Lift out each line of the data that holds "background".

Collected data entries
--- Begin ---

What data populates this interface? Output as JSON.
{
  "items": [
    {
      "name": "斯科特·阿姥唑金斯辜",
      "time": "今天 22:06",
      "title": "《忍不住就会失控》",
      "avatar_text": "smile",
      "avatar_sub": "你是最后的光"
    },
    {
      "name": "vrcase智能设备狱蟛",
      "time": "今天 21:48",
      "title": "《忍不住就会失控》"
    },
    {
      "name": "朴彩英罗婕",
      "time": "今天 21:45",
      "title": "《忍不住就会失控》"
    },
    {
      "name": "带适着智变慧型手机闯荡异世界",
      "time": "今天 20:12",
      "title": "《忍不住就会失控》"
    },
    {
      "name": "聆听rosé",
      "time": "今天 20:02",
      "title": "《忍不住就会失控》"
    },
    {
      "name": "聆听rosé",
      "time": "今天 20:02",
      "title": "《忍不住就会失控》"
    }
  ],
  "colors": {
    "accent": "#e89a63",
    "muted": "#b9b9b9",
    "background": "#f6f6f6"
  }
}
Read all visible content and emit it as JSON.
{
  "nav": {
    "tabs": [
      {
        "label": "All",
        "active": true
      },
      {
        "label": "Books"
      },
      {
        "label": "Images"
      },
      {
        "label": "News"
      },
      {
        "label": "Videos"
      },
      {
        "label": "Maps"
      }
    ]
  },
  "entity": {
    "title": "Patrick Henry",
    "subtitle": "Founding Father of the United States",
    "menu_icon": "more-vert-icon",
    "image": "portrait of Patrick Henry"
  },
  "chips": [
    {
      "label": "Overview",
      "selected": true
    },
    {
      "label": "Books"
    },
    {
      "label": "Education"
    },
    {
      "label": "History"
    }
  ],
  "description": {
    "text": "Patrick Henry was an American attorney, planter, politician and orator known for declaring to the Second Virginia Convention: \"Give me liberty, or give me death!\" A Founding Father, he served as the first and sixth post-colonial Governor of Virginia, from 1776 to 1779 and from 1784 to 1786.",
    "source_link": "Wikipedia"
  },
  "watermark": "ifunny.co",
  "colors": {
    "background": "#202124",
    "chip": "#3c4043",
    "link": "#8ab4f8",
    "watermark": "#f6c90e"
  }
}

--- End ---
--- Begin ---

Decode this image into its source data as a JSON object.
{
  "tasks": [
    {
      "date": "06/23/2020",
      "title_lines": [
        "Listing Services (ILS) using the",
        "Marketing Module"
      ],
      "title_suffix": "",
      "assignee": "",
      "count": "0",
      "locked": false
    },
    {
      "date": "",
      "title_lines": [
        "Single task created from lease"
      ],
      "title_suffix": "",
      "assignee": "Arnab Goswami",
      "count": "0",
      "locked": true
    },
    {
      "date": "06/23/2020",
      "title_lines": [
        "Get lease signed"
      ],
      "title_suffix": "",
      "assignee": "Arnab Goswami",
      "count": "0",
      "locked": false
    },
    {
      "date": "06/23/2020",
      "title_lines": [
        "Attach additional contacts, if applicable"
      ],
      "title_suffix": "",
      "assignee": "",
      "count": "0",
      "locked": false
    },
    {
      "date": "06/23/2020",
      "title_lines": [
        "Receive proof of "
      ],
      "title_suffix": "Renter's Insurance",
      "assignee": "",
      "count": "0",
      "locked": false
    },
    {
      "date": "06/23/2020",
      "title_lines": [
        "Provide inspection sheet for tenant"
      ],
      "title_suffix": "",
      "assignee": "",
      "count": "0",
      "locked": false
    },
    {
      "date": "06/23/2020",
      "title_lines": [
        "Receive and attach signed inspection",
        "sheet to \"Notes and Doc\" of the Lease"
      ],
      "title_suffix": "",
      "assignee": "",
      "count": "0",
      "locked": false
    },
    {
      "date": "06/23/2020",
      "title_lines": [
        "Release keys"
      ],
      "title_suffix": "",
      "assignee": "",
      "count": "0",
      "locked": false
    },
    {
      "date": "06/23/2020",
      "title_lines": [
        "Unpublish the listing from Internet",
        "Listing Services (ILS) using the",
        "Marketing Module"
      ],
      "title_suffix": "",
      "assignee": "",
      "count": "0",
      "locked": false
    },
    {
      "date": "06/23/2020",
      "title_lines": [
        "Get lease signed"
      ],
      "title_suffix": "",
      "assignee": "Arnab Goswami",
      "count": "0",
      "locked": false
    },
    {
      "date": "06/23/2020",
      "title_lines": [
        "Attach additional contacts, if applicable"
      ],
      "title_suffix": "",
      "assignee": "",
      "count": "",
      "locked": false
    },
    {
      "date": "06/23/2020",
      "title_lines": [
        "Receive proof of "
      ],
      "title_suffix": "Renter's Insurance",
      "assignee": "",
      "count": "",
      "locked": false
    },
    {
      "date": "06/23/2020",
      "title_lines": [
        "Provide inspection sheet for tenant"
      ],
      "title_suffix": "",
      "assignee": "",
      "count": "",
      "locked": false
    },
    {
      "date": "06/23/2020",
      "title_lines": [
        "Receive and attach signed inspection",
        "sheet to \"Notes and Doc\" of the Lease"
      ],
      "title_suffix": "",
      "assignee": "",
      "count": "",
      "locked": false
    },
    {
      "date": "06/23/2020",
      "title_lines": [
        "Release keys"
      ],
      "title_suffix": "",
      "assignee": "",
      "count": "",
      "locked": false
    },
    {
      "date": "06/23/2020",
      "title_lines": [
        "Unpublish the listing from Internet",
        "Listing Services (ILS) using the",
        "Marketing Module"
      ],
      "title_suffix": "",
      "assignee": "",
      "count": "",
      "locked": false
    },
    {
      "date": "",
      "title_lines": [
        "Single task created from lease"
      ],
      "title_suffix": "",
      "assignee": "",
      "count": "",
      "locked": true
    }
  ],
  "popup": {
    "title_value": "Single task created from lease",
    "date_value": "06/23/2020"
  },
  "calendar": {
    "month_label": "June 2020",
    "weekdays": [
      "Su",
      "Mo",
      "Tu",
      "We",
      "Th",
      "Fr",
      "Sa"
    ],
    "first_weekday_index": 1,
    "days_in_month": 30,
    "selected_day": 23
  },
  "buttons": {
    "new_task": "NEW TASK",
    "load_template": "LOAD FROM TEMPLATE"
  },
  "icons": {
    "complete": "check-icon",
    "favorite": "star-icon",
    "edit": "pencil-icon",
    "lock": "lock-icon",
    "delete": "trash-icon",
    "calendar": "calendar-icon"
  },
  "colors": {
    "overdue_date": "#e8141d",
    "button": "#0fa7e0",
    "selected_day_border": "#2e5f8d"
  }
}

--- End ---
--- Begin ---

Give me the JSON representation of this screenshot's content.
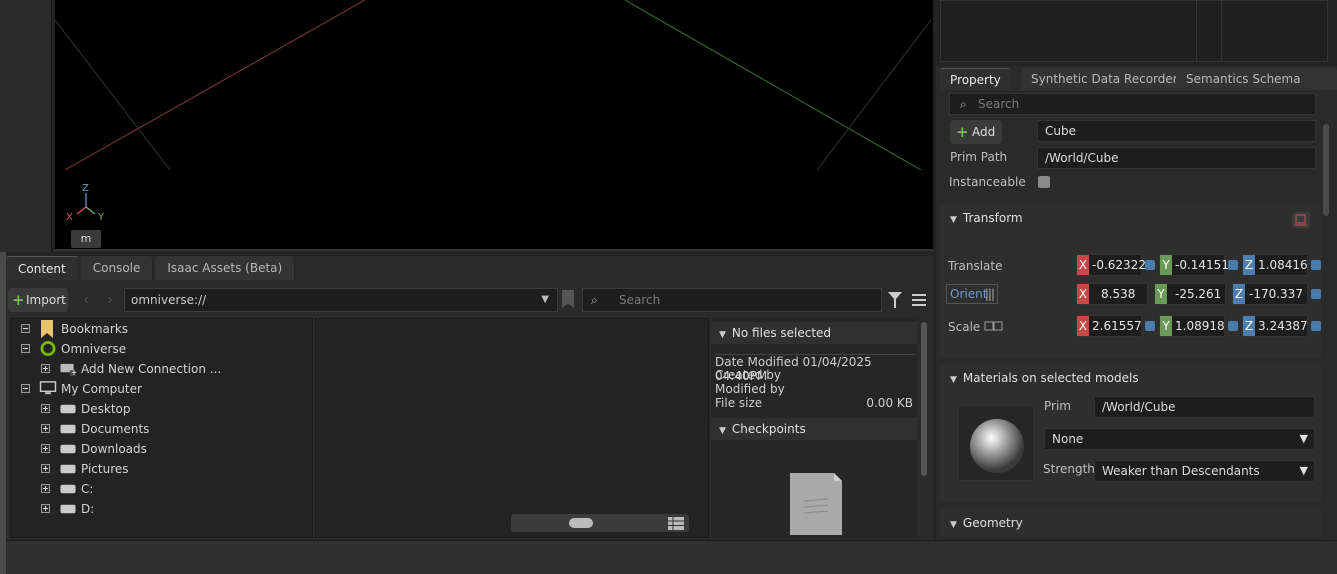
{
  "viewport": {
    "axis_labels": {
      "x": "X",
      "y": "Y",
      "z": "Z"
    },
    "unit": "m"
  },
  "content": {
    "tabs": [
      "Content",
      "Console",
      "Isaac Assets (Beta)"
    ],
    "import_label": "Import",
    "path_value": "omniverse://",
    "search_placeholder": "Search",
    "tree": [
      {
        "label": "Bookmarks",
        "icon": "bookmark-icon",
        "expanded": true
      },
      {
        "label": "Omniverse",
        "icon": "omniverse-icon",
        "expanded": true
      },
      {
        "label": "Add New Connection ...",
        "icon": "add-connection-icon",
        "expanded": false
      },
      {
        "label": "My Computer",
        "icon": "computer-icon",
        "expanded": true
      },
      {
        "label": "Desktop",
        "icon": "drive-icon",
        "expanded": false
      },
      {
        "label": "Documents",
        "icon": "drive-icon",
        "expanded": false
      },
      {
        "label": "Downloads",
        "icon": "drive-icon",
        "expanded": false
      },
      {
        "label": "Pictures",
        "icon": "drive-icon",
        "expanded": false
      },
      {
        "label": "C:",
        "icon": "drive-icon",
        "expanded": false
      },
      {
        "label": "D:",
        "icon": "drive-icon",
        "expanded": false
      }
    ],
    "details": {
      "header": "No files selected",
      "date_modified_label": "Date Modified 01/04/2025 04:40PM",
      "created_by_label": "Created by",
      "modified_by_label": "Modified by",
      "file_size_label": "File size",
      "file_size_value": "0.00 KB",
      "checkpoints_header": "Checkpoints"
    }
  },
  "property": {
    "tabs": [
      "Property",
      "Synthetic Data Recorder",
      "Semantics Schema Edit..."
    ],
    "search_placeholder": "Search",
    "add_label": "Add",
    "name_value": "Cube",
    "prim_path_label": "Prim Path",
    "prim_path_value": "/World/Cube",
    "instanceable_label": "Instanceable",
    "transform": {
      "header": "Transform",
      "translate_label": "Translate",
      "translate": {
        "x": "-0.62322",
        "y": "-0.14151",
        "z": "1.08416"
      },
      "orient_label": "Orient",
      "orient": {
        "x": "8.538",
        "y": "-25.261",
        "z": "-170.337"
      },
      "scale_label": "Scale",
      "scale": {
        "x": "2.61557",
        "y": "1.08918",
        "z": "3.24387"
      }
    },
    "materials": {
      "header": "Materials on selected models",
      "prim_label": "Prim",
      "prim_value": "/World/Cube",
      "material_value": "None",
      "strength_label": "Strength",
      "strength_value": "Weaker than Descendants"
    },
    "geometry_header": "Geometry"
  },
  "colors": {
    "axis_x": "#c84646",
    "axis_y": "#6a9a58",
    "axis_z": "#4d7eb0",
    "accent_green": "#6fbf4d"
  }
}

--- End ---

__WRITTEN REPLY__
    "background": "#f6f6f6"
    "background": "#202124",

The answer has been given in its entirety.